> [What you are asked to do] Report how many lines include the word "color", and nothing besides that number.

Records about charts and figures
* start *

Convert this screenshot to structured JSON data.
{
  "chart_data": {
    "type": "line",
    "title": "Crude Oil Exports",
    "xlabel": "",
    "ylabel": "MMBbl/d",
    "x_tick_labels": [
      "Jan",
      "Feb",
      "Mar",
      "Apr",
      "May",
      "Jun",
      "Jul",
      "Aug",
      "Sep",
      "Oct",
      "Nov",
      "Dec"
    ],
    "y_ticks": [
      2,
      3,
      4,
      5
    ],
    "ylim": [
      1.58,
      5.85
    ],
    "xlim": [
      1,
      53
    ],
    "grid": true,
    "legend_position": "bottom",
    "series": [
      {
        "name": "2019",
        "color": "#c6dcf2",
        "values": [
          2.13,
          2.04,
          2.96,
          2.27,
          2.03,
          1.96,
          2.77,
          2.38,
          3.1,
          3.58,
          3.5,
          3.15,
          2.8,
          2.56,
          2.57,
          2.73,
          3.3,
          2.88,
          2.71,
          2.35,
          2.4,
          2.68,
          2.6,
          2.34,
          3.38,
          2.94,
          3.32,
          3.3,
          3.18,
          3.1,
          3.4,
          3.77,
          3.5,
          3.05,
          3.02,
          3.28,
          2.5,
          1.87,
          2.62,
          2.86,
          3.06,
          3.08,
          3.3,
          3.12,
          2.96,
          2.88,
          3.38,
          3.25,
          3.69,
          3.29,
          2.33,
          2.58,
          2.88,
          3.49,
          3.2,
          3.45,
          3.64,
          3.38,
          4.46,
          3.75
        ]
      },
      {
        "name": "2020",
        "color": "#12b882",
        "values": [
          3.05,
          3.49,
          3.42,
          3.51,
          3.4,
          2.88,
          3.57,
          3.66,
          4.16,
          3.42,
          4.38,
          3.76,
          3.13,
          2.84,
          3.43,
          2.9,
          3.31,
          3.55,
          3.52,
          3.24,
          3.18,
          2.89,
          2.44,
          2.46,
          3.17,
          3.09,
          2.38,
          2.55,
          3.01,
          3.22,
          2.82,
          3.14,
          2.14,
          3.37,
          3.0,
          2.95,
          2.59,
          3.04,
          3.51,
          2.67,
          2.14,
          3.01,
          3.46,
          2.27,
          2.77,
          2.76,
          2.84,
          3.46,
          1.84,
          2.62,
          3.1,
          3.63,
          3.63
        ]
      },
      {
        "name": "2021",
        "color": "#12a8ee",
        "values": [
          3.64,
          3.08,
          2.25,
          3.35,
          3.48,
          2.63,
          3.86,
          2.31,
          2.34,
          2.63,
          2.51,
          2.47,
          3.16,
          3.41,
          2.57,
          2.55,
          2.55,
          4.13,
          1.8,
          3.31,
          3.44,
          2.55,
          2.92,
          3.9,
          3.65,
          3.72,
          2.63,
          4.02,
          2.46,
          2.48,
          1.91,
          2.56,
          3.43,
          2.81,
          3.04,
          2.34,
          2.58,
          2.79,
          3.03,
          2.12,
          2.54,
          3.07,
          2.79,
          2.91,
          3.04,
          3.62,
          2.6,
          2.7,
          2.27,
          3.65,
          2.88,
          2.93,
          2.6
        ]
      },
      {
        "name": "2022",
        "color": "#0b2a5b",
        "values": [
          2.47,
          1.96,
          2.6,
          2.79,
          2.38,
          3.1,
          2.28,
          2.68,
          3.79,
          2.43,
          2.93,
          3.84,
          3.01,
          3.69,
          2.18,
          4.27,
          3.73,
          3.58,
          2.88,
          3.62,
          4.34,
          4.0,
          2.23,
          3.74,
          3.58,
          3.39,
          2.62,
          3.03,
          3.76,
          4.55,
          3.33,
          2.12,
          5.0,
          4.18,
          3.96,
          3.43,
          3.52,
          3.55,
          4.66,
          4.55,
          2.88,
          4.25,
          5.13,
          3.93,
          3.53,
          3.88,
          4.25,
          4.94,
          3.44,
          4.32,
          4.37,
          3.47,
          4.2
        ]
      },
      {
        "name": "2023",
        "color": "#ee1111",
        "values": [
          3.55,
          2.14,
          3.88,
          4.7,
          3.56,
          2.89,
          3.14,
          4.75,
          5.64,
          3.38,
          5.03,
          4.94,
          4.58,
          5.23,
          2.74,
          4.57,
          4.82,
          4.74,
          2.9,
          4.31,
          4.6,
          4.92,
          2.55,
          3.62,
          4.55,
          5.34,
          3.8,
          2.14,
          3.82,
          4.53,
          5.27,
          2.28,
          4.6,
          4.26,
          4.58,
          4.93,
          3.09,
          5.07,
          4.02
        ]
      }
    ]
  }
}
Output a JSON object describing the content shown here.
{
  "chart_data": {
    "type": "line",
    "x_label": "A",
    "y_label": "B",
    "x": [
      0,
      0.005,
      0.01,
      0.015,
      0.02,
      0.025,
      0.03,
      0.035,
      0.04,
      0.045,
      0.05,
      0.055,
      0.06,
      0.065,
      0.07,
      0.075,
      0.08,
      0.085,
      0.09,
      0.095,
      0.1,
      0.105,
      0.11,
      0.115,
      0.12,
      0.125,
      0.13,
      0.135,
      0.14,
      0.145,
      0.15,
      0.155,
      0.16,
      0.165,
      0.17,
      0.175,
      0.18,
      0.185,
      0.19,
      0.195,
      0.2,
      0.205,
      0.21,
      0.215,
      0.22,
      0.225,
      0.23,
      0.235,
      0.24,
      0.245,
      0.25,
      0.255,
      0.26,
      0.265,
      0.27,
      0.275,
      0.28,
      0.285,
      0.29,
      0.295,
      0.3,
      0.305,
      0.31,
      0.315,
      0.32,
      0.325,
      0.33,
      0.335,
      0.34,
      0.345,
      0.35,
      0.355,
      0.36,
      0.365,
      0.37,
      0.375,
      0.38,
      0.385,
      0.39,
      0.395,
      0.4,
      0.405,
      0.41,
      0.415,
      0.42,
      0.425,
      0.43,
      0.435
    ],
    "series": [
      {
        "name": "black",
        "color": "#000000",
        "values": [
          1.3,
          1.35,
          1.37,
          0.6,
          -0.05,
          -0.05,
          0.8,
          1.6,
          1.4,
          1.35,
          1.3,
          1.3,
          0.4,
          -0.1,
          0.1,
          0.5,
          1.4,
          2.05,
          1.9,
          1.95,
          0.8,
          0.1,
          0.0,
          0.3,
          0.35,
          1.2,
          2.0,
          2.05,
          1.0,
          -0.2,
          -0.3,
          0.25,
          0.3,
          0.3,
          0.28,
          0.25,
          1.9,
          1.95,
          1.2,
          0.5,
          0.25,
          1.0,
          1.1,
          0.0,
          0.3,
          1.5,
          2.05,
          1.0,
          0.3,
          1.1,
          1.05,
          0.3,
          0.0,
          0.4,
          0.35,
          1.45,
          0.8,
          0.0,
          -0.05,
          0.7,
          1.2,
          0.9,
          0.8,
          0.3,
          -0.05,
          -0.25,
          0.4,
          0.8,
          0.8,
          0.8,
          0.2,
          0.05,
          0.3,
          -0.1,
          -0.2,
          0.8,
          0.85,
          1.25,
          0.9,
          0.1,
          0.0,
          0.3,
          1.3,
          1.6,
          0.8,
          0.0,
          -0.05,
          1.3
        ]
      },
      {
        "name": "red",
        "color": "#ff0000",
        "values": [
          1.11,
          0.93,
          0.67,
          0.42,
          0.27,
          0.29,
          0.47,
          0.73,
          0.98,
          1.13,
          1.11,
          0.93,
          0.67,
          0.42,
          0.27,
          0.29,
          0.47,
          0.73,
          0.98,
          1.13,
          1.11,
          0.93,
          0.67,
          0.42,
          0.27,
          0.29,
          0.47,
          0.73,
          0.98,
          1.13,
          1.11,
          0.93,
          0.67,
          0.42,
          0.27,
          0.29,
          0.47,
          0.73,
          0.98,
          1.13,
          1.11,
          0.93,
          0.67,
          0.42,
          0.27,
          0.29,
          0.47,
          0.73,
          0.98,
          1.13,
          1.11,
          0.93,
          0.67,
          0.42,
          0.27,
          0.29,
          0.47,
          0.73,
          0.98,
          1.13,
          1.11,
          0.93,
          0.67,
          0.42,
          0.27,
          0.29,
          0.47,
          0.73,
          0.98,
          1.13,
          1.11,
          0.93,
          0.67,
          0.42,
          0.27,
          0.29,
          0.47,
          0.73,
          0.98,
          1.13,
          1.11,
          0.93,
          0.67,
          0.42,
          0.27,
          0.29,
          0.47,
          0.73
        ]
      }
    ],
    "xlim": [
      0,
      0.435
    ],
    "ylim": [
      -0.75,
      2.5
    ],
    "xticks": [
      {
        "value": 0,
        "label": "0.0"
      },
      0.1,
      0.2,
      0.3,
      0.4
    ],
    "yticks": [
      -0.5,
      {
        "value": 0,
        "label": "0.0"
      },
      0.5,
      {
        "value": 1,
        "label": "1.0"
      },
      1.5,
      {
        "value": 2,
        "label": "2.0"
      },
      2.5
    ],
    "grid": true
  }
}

* end *

> [Written answer] 7